P.P.S - I am also planning on Christmas Moss, Java Moss, and Peacock Moss for this tank.


----------



## ryan10517 (Oct 23, 2010)

looks like a good start man. how are you planning to separate the water and land area? Personally, i would lower the water level an inch or so, use lava rocks around the terracotta pots and have them gradually sloping down into the pond area. You can add any aquarium substrate over that to hide them. Make the lava rocks go out of the water about an inch or so, then add some window screen over top. Then you can add your substrate mix on top of that. You will probably want ~2" of substrate. If you are unsure what kind to use, ABG (Atlanta botanical garden) mix is popular here. Personally, i haven't used it, but people who have say it is well draining, and lasts a very long time. 

Are you planning on a background? If you are, there are a lot of methods that work for the above water part, but only a few that will hold up long term underwater. I think if you just painted the back side of the underwater portion black, you could just get away with not having a background there, and just do clay for the above water part of the tank. That will give your creeping fig something to climb up. 

As for lighting, i would at least use two 15, or preferably 20 watt daylight cfl's. that will give you better growth than just 20 combined watts (maybe 1200 lumens all together). 

Plants: the korean rock fern might get a little to big for the limited amount of floor space. In fact, it would probably take up the whole ground area once fully grown. I would stick to the moon valley and the cryptanthus. You could also put some smaller neoregelia bromeliads on the background to add some color and break up the look of creeping fig. Look into neoregelia "chiquita linda" (i have 2 in my 20 gallon) and neoregelia lilliputiana. I got my broms from tropiflora. PM me if you want vendor feedback because we are not allowed to post it in the open forum. 

I can probably send you some rooted cuttings of some moon valley pilea and creeping fig for the price of shipping if you like. Again just PM me if you choose. 

Hope that helped out some man. Good luck to you!


Ryan.


----------



## HDreptiles (Jun 20, 2011)

ryan10517 said:


> looks like a good start man. how are you planning to separate the water and land area? Personally, i would lower the water level an inch or so, use lava rocks around the terracotta pots and have them gradually sloping down into the pond area. You can add any aquarium substrate over that to hide them. Make the lava rocks go out of the water about an inch or so, then add some window screen over top. Then you can add your substrate mix on top of that. You will probably want ~2" of substrate. If you are unsure what kind to use, ABG (Atlanta botanical garden) mix is popular here. Personally, i haven't used it, but people who have say it is well draining, and lasts a very long time.

> [Information provided]

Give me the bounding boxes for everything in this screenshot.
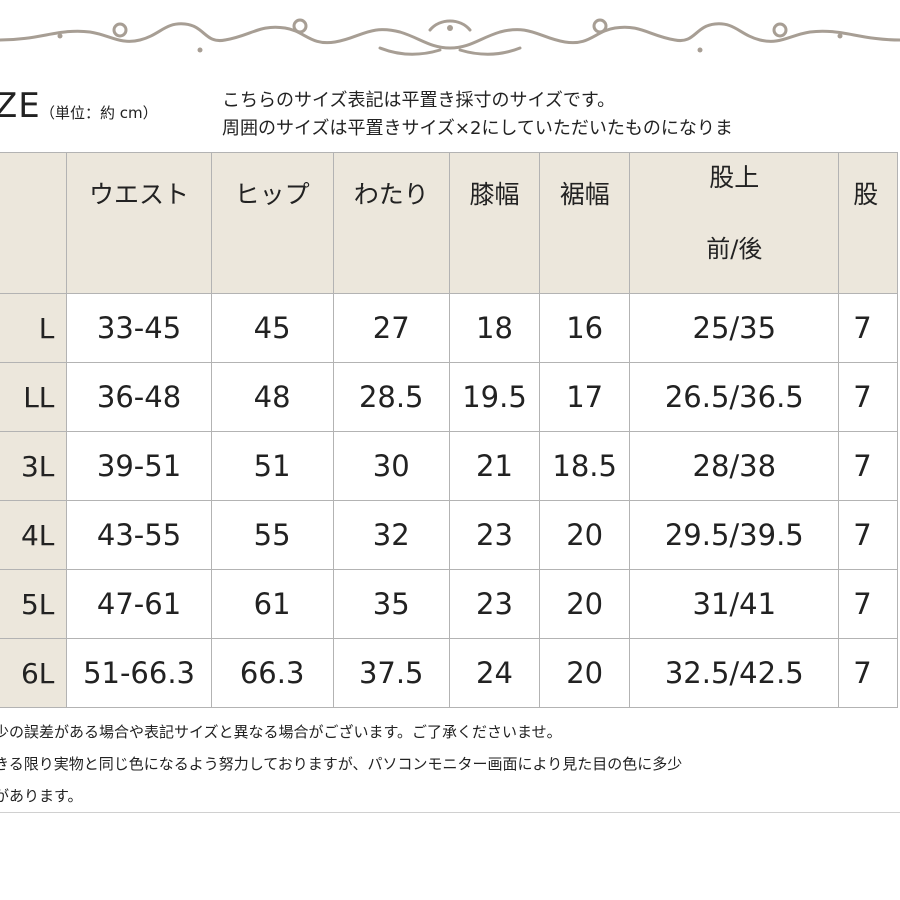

> [Tasks]
A) Answer these questions about the tank-building thread, one per line:
(i) About how much substrate does ryan10517 suggest using?
(ii) What lighting does ryan10517 recommend at minimum?
(iii) Which plant might get too big for the limited floor space?
B) Summarize the tank-building thread in two sentences.

> [List of solutions]
A)
(i) About 2 inches of substrate.
(ii) Two 15-watt, or preferably 20-watt, daylight CFLs.
(iii) The Korean rock fern.

B) A poster plans to add Christmas Moss, Java Moss, and Peacock Moss to a tank, and ryan10517 suggests separating the water and land areas with lava rocks sloping into the pond area, window screen, and about 2 inches of substrate such as ABG mix. The reply also recommends painting the back of the underwater portion black, using at least two 15- or 20-watt daylight CFLs, and skipping the Korean rock fern in favor of moon valley and cryptanthus, and it offers rooted cuttings of moon valley pilea and creeping fig for the price of shipping.